殊勲の古城「上原のいい顔見たいしね」

[ 2008年7月3日 06:00 ]

8回、巨人2死一塁、決勝2ランを放った古城とグータッチする上原

 【巨人7―5ヤクルト】巨人の上原浩治投手(33)が2日のヤクルト戦で苦投の末、今季初勝利を挙げた。同点の7回に2番手で登板したが、宮本に中前適時打を浴びると、8回にも飯原に左前適時打を喫するなど2回6安打3失点(自責1)で交代。打線が古城の3号2ランなどで逆転し、辛うじて1勝目を挙げたものの、北京五輪でのストッパーはもちろん、今後の登板に不安を残した。

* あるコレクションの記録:
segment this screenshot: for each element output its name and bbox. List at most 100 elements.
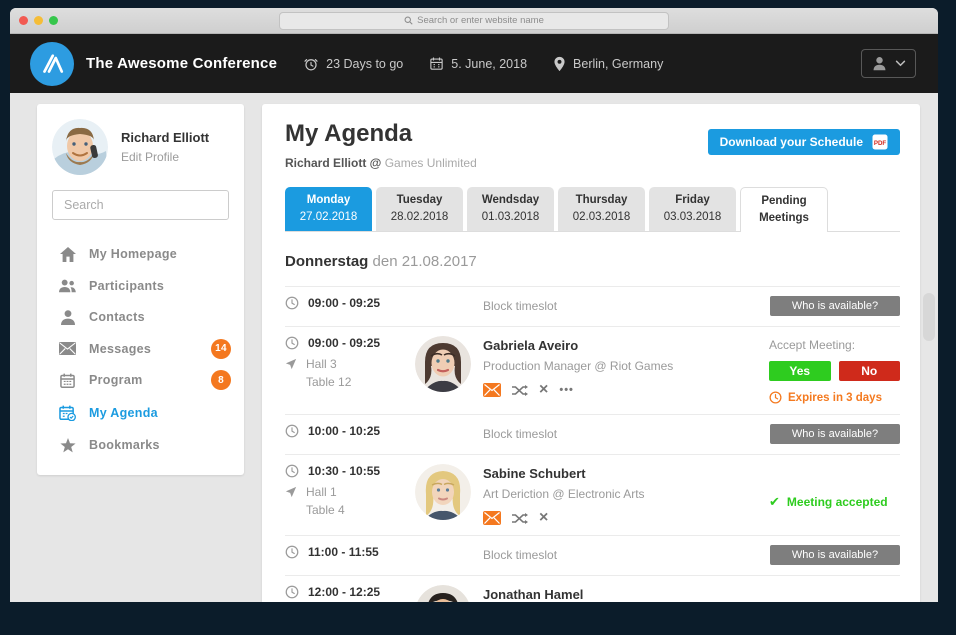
day-heading-rest: den 21.08.2017 [368,253,476,270]
richard-avatar-image [52,119,108,175]
calendar-icon [429,56,444,71]
location-pin-icon [553,56,566,72]
download-schedule-button[interactable]: Download your Schedule PDF [708,129,900,155]
person-role: Art Deriction @ Electronic Arts [483,487,645,501]
avatar[interactable] [415,585,471,602]
sidebar-menu: My Homepage Participants Contacts [37,230,244,461]
shuffle-icon[interactable] [512,512,528,525]
envelope-icon [59,342,76,355]
tab-wednesday[interactable]: Wendsday 01.03.2018 [467,187,554,231]
subtitle-name: Richard Elliott @ [285,156,381,170]
accept-yes-button[interactable]: Yes [769,361,831,381]
clock-icon [285,464,299,478]
who-is-available-button[interactable]: Who is available? [770,296,900,316]
edit-profile-link[interactable]: Edit Profile [121,150,209,164]
tab-day-label: Thursday [558,192,645,209]
clock-icon [285,336,299,350]
block-timeslot-label: Block timeslot [483,296,557,316]
search-input[interactable] [62,197,227,213]
messages-badge: 14 [211,339,231,359]
people-icon [59,279,76,293]
account-menu-button[interactable] [861,49,916,78]
program-badge: 8 [211,370,231,390]
tab-monday[interactable]: Monday 27.02.2018 [285,187,372,231]
tab-thursday[interactable]: Thursday 02.03.2018 [558,187,645,231]
block-timeslot-label: Block timeslot [483,545,557,565]
accepted-text: Meeting accepted [787,495,888,509]
person-name: Jonathan Hamel [483,587,583,602]
sidebar-item-contacts[interactable]: Contacts [37,301,244,333]
expires-text: Expires in 3 days [788,392,882,404]
hall-label: Hall 3 [306,357,337,371]
sidebar-item-program[interactable]: Program 8 [37,364,244,396]
tab-day-label: Tuesday [376,192,463,209]
tab-tuesday[interactable]: Tuesday 28.02.2018 [376,187,463,231]
time-range: 11:00 - 11:55 [308,545,379,559]
hall-label: Hall 1 [306,485,337,499]
close-window-button[interactable] [19,16,28,25]
minimize-window-button[interactable] [34,16,43,25]
agenda-rows: 09:00 - 09:25 Block timeslot Who is avai… [285,286,900,602]
browser-chrome: Search or enter website name [10,8,938,34]
sidebar-item-bookmarks[interactable]: Bookmarks [37,429,244,461]
more-icon[interactable]: ••• [559,384,574,396]
sidebar-item-label: My Agenda [89,406,158,420]
tab-pending-meetings[interactable]: Pending Meetings [740,187,828,232]
meeting-accepted-status: ✔ Meeting accepted [769,494,900,510]
sidebar-item-participants[interactable]: Participants [37,270,244,301]
envelope-icon[interactable] [483,383,501,397]
clock-icon [285,296,299,310]
accept-no-button[interactable]: No [839,361,901,381]
browser-url-bar[interactable]: Search or enter website name [279,12,669,30]
agenda-header: My Agenda Richard Elliott @ Games Unlimi… [285,118,900,170]
timeslot: 12:00 - 12:25 [285,585,415,599]
avatar[interactable] [415,464,471,520]
avatar[interactable] [52,119,108,175]
event-date: 5. June, 2018 [429,56,527,71]
check-icon: ✔ [769,494,780,510]
person-role: Production Manager @ Riot Games [483,359,673,373]
time-range: 10:30 - 10:55 [308,464,380,478]
sidebar-item-label: Bookmarks [89,438,160,452]
envelope-icon[interactable] [483,511,501,525]
conference-logo[interactable] [30,42,74,86]
time-range: 10:00 - 10:25 [308,424,380,438]
sidebar: Richard Elliott Edit Profile My Homepage [37,104,244,475]
event-location: Berlin, Germany [553,56,663,72]
avatar[interactable] [415,336,471,392]
tab-date-label: 28.02.2018 [376,209,463,226]
profile-texts: Richard Elliott Edit Profile [121,130,209,164]
maximize-window-button[interactable] [49,16,58,25]
who-is-available-button[interactable]: Who is available? [770,545,900,565]
shuffle-icon[interactable] [512,384,528,397]
person-name: Gabriela Aveiro [483,338,673,353]
sidebar-item-messages[interactable]: Messages 14 [37,333,244,364]
tab-day-label: Pending [741,193,827,210]
timeslot: 09:00 - 09:25 Hall 3 Table 12 [285,336,415,389]
close-icon[interactable]: × [539,512,548,524]
url-placeholder-text: Search or enter website name [417,15,544,26]
scrollbar-thumb[interactable] [923,293,935,341]
sidebar-item-my-agenda[interactable]: My Agenda [37,396,244,429]
days-to-go-text: 23 Days to go [326,57,403,71]
tab-date-label: 01.03.2018 [467,209,554,226]
chevron-down-icon [895,60,906,67]
clock-icon [285,585,299,599]
sidebar-item-label: Contacts [89,310,145,324]
meeting-person: Gabriela Aveiro Production Manager @ Rio… [483,336,673,397]
meeting-person: Sabine Schubert Art Deriction @ Electron… [483,464,645,525]
tab-day-label: Wendsday [467,192,554,209]
meeting-actions: × ••• [483,383,673,397]
app-header: The Awesome Conference 23 Days to go 5. … [10,34,938,93]
who-is-available-button[interactable]: Who is available? [770,424,900,444]
day-heading: Donnerstag den 21.08.2017 [285,253,900,270]
svg-text:PDF: PDF [874,140,887,147]
tab-friday[interactable]: Friday 03.03.2018 [649,187,736,231]
timeslot: 11:00 - 11:55 [285,545,415,559]
tab-date-label: 02.03.2018 [558,209,645,226]
timeslot: 10:00 - 10:25 [285,424,415,438]
profile-name: Richard Elliott [121,130,209,145]
close-icon[interactable]: × [539,384,548,396]
sidebar-item-my-homepage[interactable]: My Homepage [37,238,244,270]
star-icon [59,438,76,453]
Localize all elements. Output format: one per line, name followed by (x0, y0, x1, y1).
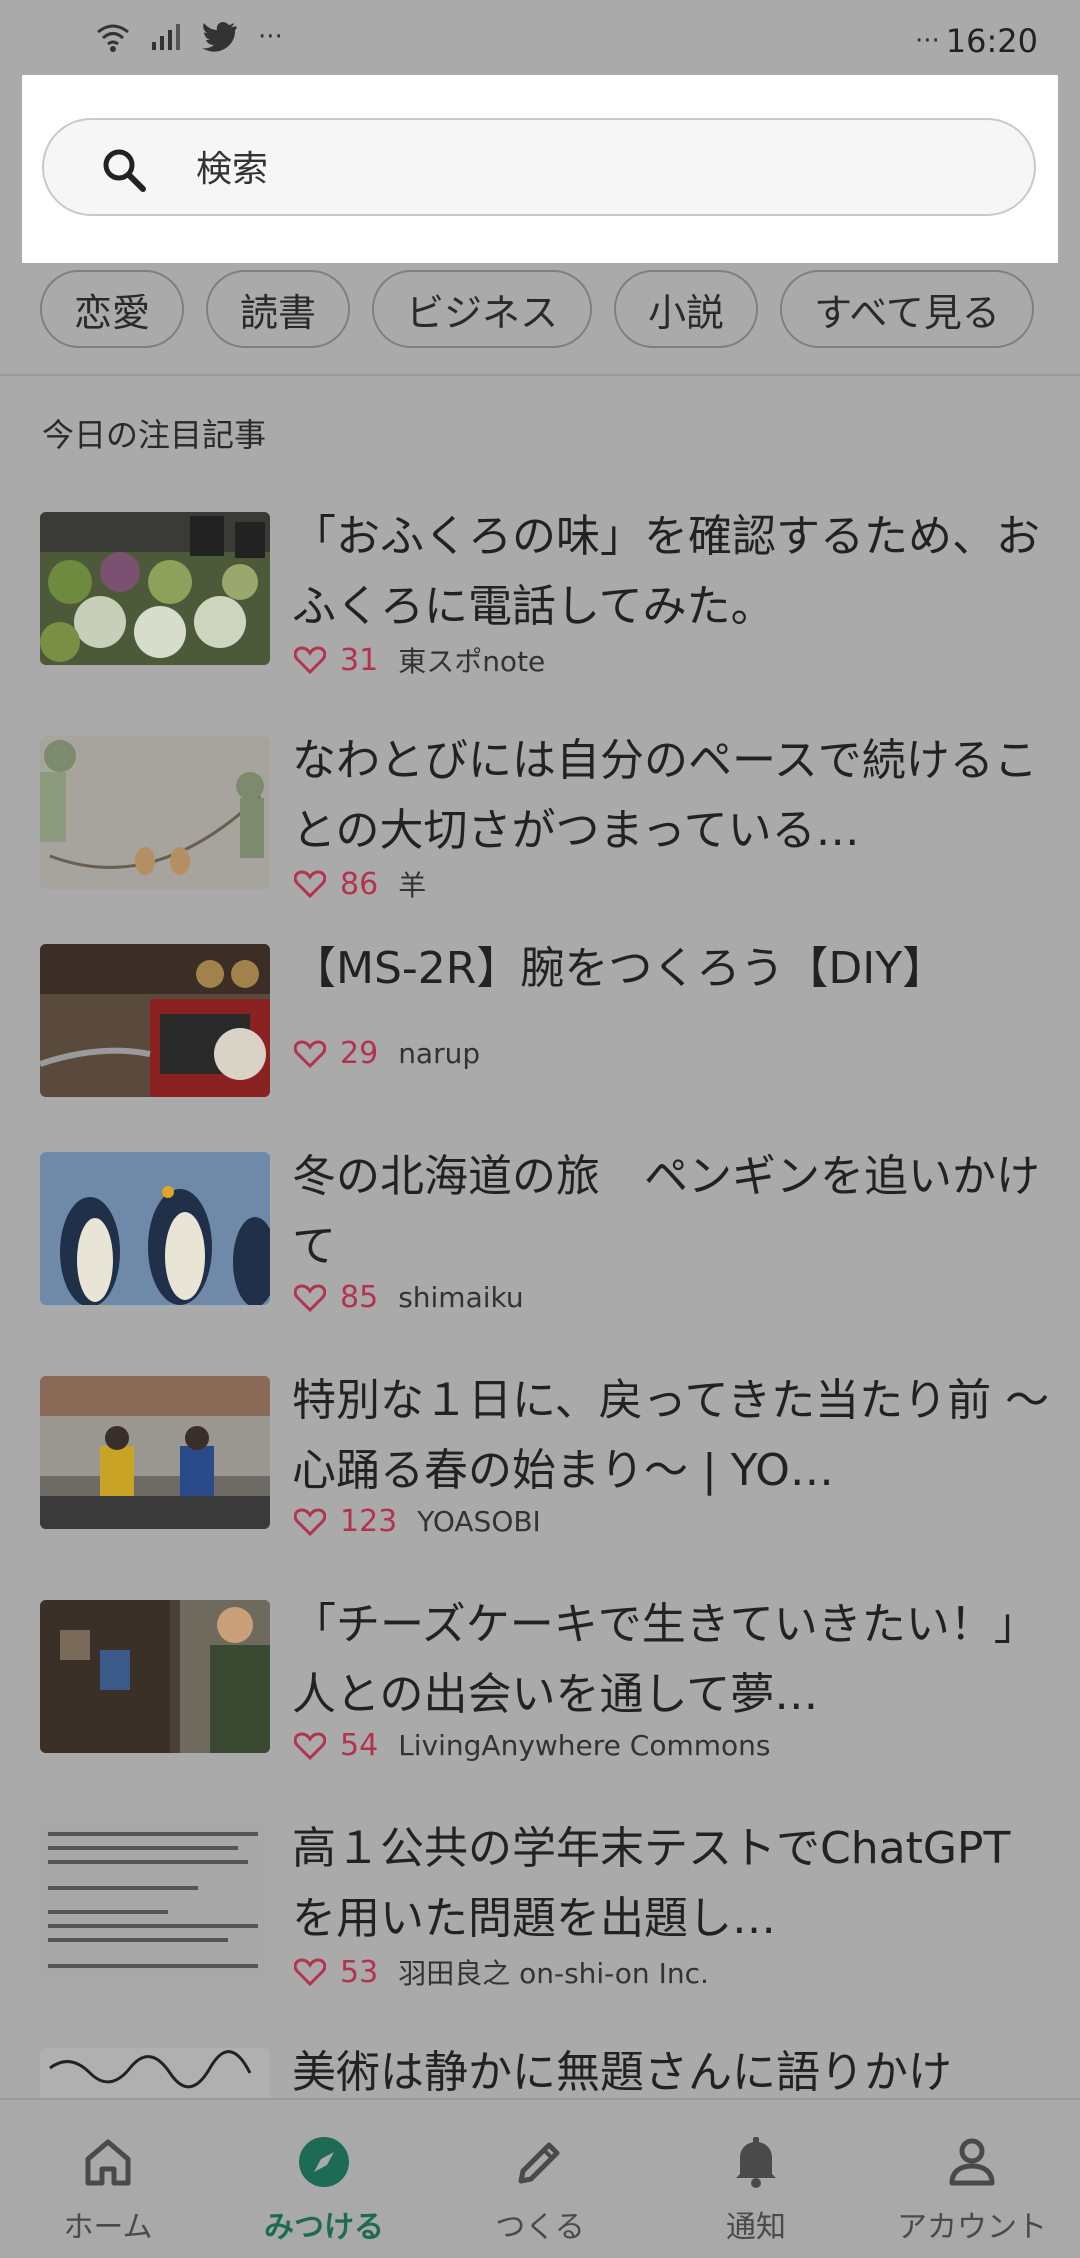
article-author[interactable]: shimaiku (398, 1281, 523, 1314)
compass-icon (299, 2137, 349, 2187)
article-item[interactable]: 【MS-2R】腕をつくろう【DIY】 29 narup (40, 943, 1060, 1154)
article-meta: 85 shimaiku (294, 1280, 524, 1315)
nav-notifications[interactable]: 通知 (648, 2100, 864, 2248)
article-author[interactable]: 東スポnote (398, 640, 545, 680)
status-time: 16:20 (945, 22, 1038, 60)
nav-create-label: つくる (495, 2210, 585, 2245)
article-meta: 29 narup (294, 1036, 480, 1071)
heart-icon (294, 1958, 326, 1986)
article-item[interactable]: 「おふくろの味」を確認するため、おふくろに電話してみた。 31 東スポnote (40, 511, 1060, 722)
like-count: 85 (340, 1280, 379, 1315)
article-meta: 53 羽田良之 on-shi-on Inc. (294, 1952, 709, 1992)
like-count: 86 (340, 866, 379, 902)
nav-discover-label: みつける (264, 2210, 384, 2245)
nav-home[interactable]: ホーム (0, 2100, 216, 2248)
like-count: 54 (340, 1728, 379, 1763)
status-more: ··· (258, 22, 283, 52)
article-author[interactable]: 羊 (398, 864, 426, 904)
article-meta: 54 LivingAnywhere Commons (294, 1728, 771, 1763)
article-title: 高１公共の学年末テストでChatGPTを用いた問題を出題し… (292, 1823, 1011, 1944)
chip-see-all[interactable]: すべて見る (780, 270, 1034, 348)
like-count: 31 (340, 642, 379, 678)
heart-icon (294, 646, 326, 674)
heart-icon (294, 1507, 326, 1536)
twitter-icon (202, 22, 237, 52)
article-title: なわとびには自分のペースで続けることの大切さがつまっている… (292, 735, 1038, 856)
nav-home-label: ホーム (63, 2210, 153, 2245)
chip-reading[interactable]: 読書 (206, 270, 351, 348)
article-title: 「おふくろの味」を確認するため、おふくろに電話してみた。 (292, 511, 1040, 632)
nav-create[interactable]: つくる (432, 2100, 648, 2248)
article-thumbnail (40, 944, 270, 1097)
heart-icon (294, 870, 326, 898)
article-meta: 123 YOASOBI (294, 1504, 541, 1539)
heart-icon (294, 1283, 326, 1312)
search-input[interactable] (194, 140, 998, 198)
bell-icon (736, 2137, 776, 2188)
nav-account[interactable]: アカウント (864, 2100, 1080, 2248)
article-item[interactable]: 「チーズケーキで生きていきたい！」人との出会いを通して夢… 54 LivingA… (40, 1599, 1060, 1810)
article-title: 特別な１日に、戻ってきた当たり前 〜心踊る春の始まり〜 | YO… (292, 1375, 1050, 1496)
like-count: 123 (340, 1504, 398, 1539)
pencil-icon (518, 2142, 560, 2184)
status-time-group: ··· 16:20 (915, 22, 1038, 60)
article-thumbnail (40, 1600, 270, 1753)
article-thumbnail (40, 736, 270, 889)
home-icon (85, 2139, 131, 2186)
article-thumbnail (40, 1152, 270, 1305)
nav-discover[interactable]: みつける (216, 2100, 432, 2248)
search-panel (22, 75, 1058, 263)
category-chips: 恋愛 読書 ビジネス 小説 すべて見る (40, 270, 1034, 348)
chip-novel[interactable]: 小説 (614, 270, 759, 348)
status-bar: ··· ··· 16:20 (0, 0, 1080, 75)
chip-business[interactable]: ビジネス (372, 270, 593, 348)
article-author[interactable]: LivingAnywhere Commons (398, 1729, 770, 1762)
search-field[interactable] (42, 118, 1036, 216)
search-icon (103, 149, 146, 192)
wifi-icon (97, 24, 129, 52)
status-time-prefix: ··· (914, 26, 940, 56)
section-title: 今日の注目記事 (42, 416, 267, 454)
article-thumbnail (40, 1376, 270, 1529)
heart-icon (294, 1039, 326, 1068)
nav-notifications-label: 通知 (726, 2210, 786, 2245)
signal-icon (152, 24, 180, 50)
article-meta: 86 羊 (294, 864, 426, 904)
like-count: 29 (340, 1036, 379, 1071)
article-item[interactable]: 高１公共の学年末テストでChatGPTを用いた問題を出題し… 53 羽田良之 o… (40, 1823, 1060, 2034)
article-item[interactable]: 特別な１日に、戻ってきた当たり前 〜心踊る春の始まり〜 | YO… 123 YO… (40, 1375, 1060, 1586)
heart-icon (294, 1731, 326, 1760)
article-title: 「チーズケーキで生きていきたい！」人との出会いを通して夢… (292, 1599, 1038, 1720)
bottom-navigation: ホーム みつける つくる 通知 アカウント (0, 2098, 1080, 2248)
article-author[interactable]: YOASOBI (417, 1505, 541, 1538)
article-thumbnail (40, 512, 270, 665)
divider (0, 374, 1080, 376)
like-count: 53 (340, 1954, 379, 1990)
article-thumbnail (40, 1824, 270, 1977)
article-title: 冬の北海道の旅 ペンギンを追いかけて (292, 1151, 1040, 1272)
article-title: 【MS-2R】腕をつくろう【DIY】 (292, 943, 947, 994)
article-item[interactable]: なわとびには自分のペースで続けることの大切さがつまっている… 86 羊 (40, 735, 1060, 946)
article-author[interactable]: 羽田良之 on-shi-on Inc. (398, 1952, 709, 1992)
article-item[interactable]: 冬の北海道の旅 ペンギンを追いかけて 85 shimaiku (40, 1151, 1060, 1362)
article-meta: 31 東スポnote (294, 640, 545, 680)
article-author[interactable]: narup (398, 1037, 480, 1070)
chip-romance[interactable]: 恋愛 (40, 270, 185, 348)
person-icon (949, 2138, 995, 2186)
nav-account-label: アカウント (897, 2210, 1047, 2245)
status-icons: ··· (96, 22, 283, 52)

* 問題文: 上原投手の今季初勝利を伝える記事を、最後の文のあとから書き進めてください。 ここにある記録は、この作業には関係ありません。

* 解答例:
 汗びっしょりとなった上原が、ベンチに腰を下ろした。同点の7回、2安打1四球で勝ち越しを許すと首をひねった。再び同点とした8回にもマウンドへ。だが4安打を集中され2失点。グラブを叩きつけようとするほどいらだった。2度も勝ち越しを許す投球の末、今季初勝利が転がり込んできても納得できるはずはなかった。
 「苦しいね。ここでもがいて何とかしないと。まあ頑張ります」。力なく話すと帰路に就いた。
 原監督は「久しぶりの東京ドーム。観衆の中、多少の緊張感があったでしょう。次のウエ(上原)に期待しましょう」とかばった。2イニング目を任せたのは自信を取り戻してもらいたい思いがあったはずだが、次回登板にも響きそうな内容だった。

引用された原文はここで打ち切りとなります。